**Available records:**
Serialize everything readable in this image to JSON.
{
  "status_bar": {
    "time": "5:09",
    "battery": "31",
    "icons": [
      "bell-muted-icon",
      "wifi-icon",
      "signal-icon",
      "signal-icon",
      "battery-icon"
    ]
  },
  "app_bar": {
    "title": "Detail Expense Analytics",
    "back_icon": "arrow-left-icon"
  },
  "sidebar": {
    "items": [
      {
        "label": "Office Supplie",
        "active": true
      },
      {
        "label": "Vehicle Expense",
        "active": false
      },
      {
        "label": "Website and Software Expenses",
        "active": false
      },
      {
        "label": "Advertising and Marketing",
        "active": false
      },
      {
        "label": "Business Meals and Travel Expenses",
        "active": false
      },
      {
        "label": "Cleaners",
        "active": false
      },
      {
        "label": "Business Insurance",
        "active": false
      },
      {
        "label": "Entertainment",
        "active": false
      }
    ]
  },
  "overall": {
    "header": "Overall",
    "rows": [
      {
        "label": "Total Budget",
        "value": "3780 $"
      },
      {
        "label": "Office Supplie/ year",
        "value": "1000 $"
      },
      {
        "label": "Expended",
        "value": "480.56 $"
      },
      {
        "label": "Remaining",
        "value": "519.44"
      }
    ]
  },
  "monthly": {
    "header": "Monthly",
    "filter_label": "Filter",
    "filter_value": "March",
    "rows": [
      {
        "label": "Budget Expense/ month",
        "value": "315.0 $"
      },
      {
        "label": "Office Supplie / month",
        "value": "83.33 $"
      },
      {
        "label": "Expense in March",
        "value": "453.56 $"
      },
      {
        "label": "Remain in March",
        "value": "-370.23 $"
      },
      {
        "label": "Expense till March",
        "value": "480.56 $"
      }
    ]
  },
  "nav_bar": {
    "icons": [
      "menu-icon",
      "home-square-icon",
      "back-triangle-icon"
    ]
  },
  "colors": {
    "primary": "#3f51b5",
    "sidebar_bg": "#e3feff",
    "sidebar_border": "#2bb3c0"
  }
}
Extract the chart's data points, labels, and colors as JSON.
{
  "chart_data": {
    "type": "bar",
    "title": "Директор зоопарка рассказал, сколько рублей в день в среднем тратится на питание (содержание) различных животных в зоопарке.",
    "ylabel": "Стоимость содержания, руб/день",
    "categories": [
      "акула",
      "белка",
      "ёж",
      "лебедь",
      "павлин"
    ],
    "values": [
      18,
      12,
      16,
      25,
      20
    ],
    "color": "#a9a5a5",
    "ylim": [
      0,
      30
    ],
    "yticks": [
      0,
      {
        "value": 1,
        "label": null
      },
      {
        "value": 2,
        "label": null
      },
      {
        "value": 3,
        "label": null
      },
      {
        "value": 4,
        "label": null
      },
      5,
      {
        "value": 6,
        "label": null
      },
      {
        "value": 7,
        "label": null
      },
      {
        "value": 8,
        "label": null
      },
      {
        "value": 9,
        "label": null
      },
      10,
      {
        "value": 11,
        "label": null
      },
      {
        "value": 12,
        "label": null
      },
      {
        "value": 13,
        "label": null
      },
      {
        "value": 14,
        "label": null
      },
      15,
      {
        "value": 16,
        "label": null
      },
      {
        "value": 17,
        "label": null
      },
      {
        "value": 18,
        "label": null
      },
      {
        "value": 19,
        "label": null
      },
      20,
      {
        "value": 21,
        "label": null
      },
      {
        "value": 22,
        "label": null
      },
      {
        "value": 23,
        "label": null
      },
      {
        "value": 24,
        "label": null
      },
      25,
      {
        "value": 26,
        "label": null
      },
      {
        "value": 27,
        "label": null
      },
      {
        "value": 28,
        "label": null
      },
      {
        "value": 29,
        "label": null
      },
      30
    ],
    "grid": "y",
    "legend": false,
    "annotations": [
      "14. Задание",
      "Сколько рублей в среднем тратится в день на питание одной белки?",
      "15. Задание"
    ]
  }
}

**Exercise description:** Extract every record. Keep wording exact.

**Solution below:**
Serialize everything readable in this image to JSON.
{
  "status_bar": {
    "time": "5:09",
    "battery": "31",
    "icons": [
      "bell-muted-icon",
      "wifi-icon",
      "signal-icon",
      "signal-icon",
      "battery-icon"
    ]
  },
  "app_bar": {
    "title": "Detail Expense Analytics",
    "back_icon": "arrow-left-icon"
  },
  "sidebar": {
    "items": [
      {
        "label": "Office Supplie",
        "active": true
      },
      {
        "label": "Vehicle Expense",
        "active": false
      },
      {
        "label": "Website and Software Expenses",
        "active": false
      },
      {
        "label": "Advertising and Marketing",
        "active": false
      },
      {
        "label": "Business Meals and Travel Expenses",
        "active": false
      },
      {
        "label": "Cleaners",
        "active": false
      },
      {
        "label": "Business Insurance",
        "active": false
      },
      {
        "label": "Entertainment",
        "active": false
      }
    ]
  },
  "overall": {
    "header": "Overall",
    "rows": [
      {
        "label": "Total Budget",
        "value": "3780 $"
      },
      {
        "label": "Office Supplie/ year",
        "value": "1000 $"
      },
      {
        "label": "Expended",
        "value": "480.56 $"
      },
      {
        "label": "Remaining",
        "value": "519.44"
      }
    ]
  },
  "monthly": {
    "header": "Monthly",
    "filter_label": "Filter",
    "filter_value": "March",
    "rows": [
      {
        "label": "Budget Expense/ month",
        "value": "315.0 $"
      },
      {
        "label": "Office Supplie / month",
        "value": "83.33 $"
      },
      {
        "label": "Expense in March",
        "value": "453.56 $"
      },
      {
        "label": "Remain in March",
        "value": "-370.23 $"
      },
      {
        "label": "Expense till March",
        "value": "480.56 $"
      }
    ]
  },
  "nav_bar": {
    "icons": [
      "menu-icon",
      "home-square-icon",
      "back-triangle-icon"
    ]
  },
  "colors": {
    "primary": "#3f51b5",
    "sidebar_bg": "#e3feff",
    "sidebar_border": "#2bb3c0"
  }
}
Extract the chart's data points, labels, and colors as JSON.
{
  "chart_data": {
    "type": "bar",
    "title": "Директор зоопарка рассказал, сколько рублей в день в среднем тратится на питание (содержание) различных животных в зоопарке.",
    "ylabel": "Стоимость содержания, руб/день",
    "categories": [
      "акула",
      "белка",
      "ёж",
      "лебедь",
      "павлин"
    ],
    "values": [
      18,
      12,
      16,
      25,
      20
    ],
    "color": "#a9a5a5",
    "ylim": [
      0,
      30
    ],
    "yticks": [
      0,
      {
        "value": 1,
        "label": null
      },
      {
        "value": 2,
        "label": null
      },
      {
        "value": 3,
        "label": null
      },
      {
        "value": 4,
        "label": null
      },
      5,
      {
        "value": 6,
        "label": null
      },
      {
        "value": 7,
        "label": null
      },
      {
        "value": 8,
        "label": null
      },
      {
        "value": 9,
        "label": null
      },
      10,
      {
        "value": 11,
        "label": null
      },
      {
        "value": 12,
        "label": null
      },
      {
        "value": 13,
        "label": null
      },
      {
        "value": 14,
        "label": null
      },
      15,
      {
        "value": 16,
        "label": null
      },
      {
        "value": 17,
        "label": null
      },
      {
        "value": 18,
        "label": null
      },
      {
        "value": 19,
        "label": null
      },
      20,
      {
        "value": 21,
        "label": null
      },
      {
        "value": 22,
        "label": null
      },
      {
        "value": 23,
        "label": null
      },
      {
        "value": 24,
        "label": null
      },
      25,
      {
        "value": 26,
        "label": null
      },
      {
        "value": 27,
        "label": null
      },
      {
        "value": 28,
        "label": null
      },
      {
        "value": 29,
        "label": null
      },
      30
    ],
    "grid": "y",
    "legend": false,
    "annotations": [
      "14. Задание",
      "Сколько рублей в среднем тратится в день на питание одной белки?",
      "15. Задание"
    ]
  }
}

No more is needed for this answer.